WHAT TO WORK ON:
Your task is to copy each line that has the word "Analytique".

RECORD EXTRACTS:

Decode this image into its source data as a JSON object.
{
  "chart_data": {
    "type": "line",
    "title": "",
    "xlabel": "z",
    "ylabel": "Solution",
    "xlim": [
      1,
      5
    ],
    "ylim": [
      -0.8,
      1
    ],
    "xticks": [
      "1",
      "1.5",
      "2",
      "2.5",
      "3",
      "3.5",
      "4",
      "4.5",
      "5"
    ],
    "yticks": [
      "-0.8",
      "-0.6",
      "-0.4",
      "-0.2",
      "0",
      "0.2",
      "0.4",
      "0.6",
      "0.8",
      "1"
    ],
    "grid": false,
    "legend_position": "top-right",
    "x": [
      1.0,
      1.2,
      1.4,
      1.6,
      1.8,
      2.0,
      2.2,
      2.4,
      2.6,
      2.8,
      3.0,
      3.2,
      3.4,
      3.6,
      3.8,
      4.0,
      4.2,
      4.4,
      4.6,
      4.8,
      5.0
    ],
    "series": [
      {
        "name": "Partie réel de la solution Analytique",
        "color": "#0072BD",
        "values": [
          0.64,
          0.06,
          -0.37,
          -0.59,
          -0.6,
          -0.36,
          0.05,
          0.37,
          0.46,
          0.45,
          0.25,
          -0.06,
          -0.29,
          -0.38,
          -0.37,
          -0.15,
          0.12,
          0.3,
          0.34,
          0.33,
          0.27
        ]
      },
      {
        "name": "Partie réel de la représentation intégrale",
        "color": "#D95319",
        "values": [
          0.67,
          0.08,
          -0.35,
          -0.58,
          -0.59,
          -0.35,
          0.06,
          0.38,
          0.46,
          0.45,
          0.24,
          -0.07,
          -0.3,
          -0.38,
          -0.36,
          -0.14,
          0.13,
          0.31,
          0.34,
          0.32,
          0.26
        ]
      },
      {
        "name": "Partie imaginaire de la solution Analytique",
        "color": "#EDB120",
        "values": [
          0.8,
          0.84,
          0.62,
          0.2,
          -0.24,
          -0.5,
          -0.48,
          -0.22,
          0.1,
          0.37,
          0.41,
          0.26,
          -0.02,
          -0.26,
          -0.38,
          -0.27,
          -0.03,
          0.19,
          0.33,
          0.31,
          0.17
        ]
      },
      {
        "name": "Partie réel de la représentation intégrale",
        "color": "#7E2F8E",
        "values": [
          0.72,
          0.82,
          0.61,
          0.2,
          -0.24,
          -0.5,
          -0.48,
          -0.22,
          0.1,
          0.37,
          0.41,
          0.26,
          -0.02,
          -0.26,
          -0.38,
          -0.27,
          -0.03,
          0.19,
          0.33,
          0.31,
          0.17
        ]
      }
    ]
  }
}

SOLVED EXERCISE:
        "name": "Partie réel de la solution Analytique",
        "name": "Partie imaginaire de la solution Analytique",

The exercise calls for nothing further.